_Exercices_:
1) D'après la critique, les affirmations suivantes sont-elles exactes ? Répondez par oui ou non et citez à l'identique les mots de la critique qui tranchent. (a) Louis Leterrier a été formé chez Luc Besson. (b) Sherlock Holmes est à proprement parler un super-héros. (c) La puissance de création contrôlée change le plomb Ritchie en or.
2) Relevez toutes les personnes réelles nommées dans la critique.

Un film regardable signé Guy Ritchie ? Au sortir de son précédent ouvrage, l’hypothèse semblait encore relever du révisionnisme. Mais voilà : contrairement à ses habitudes, l’Anglais n’est pas ici l’initiateur et le maître d’œuvre d’un petit jeu de dupes narratif voué à sa propre satisfaction masturbatoire, mais l’exécutant zélé d’une entreprise de producteurs motivée par l’approche innovante mais réfléchie d’une matière de fiction appartenant au patrimoine mondial. Une puissance de création contrôlée qui, si elle ne change pas le plomb Ritchie en or, s’assure au moins que ses propres ambitions mesurées parviennent à l’écran et à la perception d’un public averti qui attend la chose au tournant.
Ce n’est pas la première fois qu’on voit, ces jours-ci, un réalisateur peu estimable paraître sous son meilleur jour — en tout cas, son moins mauvais — aux manettes d’une production hollywoodienne dépassant ses budgets habituels. Le brasseur de vent Christopher Nolan n’a-t-il pas trouvé, avec ses Batman, l’occasion de donner à ses marottes une vraie matière se confondant avec le service d’une légende ? Le médiocre Jon Favreau ne s’est-il pas acquitté de la tâche Iron Man avec un dévouement certain au personnage ? Le tâcheron Louis Leterrier formé chez Luc Besson, mais encadré par les studios Marvel, n’a-t-il pas eu le bon goût de ne pas se faire plus lourd que son Incroyable Hulk ? Certes, ces trois exemples sont trois licences d’adaptations de comics. Ce qui implique qu’outre l’encadrement de producteurs vigilants, les réalisateurs dont on attendait d’eux un travail d’exécutant ont dû aussi composer avec un matériau extrêmement populaire qu’ils n’ont guère eu le loisir de s’approprier pour leur propre compte, une communauté de millions d’admirateurs l’ayant déjà fait avant eux. Avant de satisfaire leurs propres motivations de filmeurs, ils devaient communier dans une certaine mesure avec les attentes et la réception annoncée d’un public large, mais surtout averti. Sherlock Holmes n’est pas à proprement parler un super-héros, mais Guy Ritchie n’en a pas été moins soumis à la même contrainte : nul doute que les énormes attentes autour du retour à l’écran du célèbre détective de littérature a incité des producteurs avertis à ne pas laisser leur chef de chantier traiter le personnage et ses aventures avec autant de désinvolture que ses chers gangsters en carton. Il est même permis de penser que le responsable de Snatch s’est senti lui-même assez touché par cette matière pour se faire un peu moins vain que d’habitude dans son approche — même si l’intérêt du résultat reste limité : nous y reviendrons.

Enregistrements d'annotation de coordonnées
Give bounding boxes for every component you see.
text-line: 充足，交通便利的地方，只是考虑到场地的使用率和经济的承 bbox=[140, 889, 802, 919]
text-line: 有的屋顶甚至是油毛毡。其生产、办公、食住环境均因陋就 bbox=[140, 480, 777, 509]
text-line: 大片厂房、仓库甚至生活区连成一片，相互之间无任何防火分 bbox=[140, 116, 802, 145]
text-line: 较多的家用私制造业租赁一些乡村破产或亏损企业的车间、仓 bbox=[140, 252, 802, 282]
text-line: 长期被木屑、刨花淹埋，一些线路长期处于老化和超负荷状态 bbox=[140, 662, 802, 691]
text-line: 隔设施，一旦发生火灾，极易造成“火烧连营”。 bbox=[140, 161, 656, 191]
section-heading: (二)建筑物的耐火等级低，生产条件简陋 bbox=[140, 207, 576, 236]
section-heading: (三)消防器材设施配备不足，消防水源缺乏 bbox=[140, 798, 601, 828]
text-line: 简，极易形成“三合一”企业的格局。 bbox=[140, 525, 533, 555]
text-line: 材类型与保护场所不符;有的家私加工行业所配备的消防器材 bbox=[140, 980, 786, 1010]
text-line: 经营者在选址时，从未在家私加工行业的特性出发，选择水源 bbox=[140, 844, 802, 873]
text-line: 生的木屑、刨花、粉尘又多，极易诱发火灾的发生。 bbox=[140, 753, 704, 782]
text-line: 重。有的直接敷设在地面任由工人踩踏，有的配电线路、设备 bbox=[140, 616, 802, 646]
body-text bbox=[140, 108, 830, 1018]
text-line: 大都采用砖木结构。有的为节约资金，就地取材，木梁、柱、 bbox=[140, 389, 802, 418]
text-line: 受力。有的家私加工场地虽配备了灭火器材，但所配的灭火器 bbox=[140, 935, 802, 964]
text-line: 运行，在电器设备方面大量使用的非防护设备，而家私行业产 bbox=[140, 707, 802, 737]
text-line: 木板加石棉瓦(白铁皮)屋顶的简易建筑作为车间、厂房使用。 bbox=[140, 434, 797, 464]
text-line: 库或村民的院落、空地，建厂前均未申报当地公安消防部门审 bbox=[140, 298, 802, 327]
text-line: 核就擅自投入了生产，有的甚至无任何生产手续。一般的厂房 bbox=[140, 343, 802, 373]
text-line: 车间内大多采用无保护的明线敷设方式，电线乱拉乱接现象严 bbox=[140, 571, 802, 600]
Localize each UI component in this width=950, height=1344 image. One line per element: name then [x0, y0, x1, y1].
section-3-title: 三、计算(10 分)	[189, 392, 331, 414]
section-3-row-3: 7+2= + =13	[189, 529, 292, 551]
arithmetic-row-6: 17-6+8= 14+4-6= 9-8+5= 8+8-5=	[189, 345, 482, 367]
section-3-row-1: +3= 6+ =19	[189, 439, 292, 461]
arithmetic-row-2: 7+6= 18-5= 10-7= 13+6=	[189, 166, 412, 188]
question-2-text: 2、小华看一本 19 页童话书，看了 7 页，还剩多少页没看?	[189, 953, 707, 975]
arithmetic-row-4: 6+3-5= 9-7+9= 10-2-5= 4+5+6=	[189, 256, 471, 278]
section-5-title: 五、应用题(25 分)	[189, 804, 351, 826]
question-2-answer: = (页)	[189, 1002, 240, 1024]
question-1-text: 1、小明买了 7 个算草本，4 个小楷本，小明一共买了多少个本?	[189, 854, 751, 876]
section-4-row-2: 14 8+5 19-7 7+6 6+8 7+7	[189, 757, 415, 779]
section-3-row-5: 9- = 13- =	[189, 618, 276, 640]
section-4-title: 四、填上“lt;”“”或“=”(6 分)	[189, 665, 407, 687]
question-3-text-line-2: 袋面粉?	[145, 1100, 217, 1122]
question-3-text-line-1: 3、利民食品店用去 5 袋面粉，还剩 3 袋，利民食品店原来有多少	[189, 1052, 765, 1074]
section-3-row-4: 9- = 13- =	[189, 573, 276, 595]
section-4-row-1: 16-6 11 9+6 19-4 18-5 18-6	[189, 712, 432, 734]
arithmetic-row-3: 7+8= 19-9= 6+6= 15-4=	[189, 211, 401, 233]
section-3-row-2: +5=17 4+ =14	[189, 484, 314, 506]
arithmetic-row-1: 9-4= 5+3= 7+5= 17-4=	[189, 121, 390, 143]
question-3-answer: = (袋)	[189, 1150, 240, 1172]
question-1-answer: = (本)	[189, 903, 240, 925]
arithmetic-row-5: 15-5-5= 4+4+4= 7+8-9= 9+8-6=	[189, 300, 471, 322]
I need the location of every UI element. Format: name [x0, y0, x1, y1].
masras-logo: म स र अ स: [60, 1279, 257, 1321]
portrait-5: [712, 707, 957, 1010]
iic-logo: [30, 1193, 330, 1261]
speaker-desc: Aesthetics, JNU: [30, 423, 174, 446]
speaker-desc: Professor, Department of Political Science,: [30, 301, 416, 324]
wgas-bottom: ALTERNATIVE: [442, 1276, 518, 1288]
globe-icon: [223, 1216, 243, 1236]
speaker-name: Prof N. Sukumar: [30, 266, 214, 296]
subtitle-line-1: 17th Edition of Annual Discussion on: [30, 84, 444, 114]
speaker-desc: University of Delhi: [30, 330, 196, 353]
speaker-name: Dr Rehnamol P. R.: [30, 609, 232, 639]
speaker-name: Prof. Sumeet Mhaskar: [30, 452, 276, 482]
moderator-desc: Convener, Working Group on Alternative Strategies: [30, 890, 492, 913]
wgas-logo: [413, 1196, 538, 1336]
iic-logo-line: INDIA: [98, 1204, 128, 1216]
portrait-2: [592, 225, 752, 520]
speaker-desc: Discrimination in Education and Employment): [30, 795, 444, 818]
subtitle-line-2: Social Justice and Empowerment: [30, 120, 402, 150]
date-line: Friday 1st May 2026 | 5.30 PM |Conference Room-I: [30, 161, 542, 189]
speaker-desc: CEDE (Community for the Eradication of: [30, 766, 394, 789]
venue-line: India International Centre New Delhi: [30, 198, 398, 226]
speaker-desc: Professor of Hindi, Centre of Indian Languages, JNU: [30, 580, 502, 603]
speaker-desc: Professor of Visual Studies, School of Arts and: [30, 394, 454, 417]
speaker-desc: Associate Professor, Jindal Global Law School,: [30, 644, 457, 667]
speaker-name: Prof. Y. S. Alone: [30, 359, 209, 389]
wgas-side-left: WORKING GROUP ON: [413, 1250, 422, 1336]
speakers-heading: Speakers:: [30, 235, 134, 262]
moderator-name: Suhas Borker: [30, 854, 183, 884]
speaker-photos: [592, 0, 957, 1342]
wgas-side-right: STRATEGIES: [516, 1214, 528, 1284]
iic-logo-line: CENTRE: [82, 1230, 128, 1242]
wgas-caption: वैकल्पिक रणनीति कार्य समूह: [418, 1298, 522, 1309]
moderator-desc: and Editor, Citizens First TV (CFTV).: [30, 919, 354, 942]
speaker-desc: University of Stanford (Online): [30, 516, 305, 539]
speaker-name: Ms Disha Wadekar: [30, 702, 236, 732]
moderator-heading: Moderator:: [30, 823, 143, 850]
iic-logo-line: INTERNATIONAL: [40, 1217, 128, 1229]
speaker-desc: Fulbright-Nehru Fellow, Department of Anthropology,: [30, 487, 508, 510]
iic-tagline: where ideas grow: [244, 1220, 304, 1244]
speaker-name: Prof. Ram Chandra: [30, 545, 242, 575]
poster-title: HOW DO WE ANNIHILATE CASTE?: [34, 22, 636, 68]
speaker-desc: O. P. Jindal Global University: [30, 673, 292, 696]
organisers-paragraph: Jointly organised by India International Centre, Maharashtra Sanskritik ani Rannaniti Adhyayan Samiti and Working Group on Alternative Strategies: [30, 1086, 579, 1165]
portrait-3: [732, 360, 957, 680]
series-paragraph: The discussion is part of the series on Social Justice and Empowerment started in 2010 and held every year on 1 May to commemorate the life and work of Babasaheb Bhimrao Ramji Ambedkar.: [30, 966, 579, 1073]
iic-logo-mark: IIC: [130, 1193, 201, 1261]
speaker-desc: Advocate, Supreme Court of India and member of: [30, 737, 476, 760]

_Corrigés_:
1)
(a) Oui : « Le tâcheron Louis Leterrier formé chez Luc Besson ».
(b) Non : « Sherlock Holmes n’est pas à proprement parler un super-héros ».
(c) Non : « si elle ne change pas le plomb Ritchie en or ».

2) Guy Ritchie, Christopher Nolan, Jon Favreau, Louis Leterrier, Luc Besson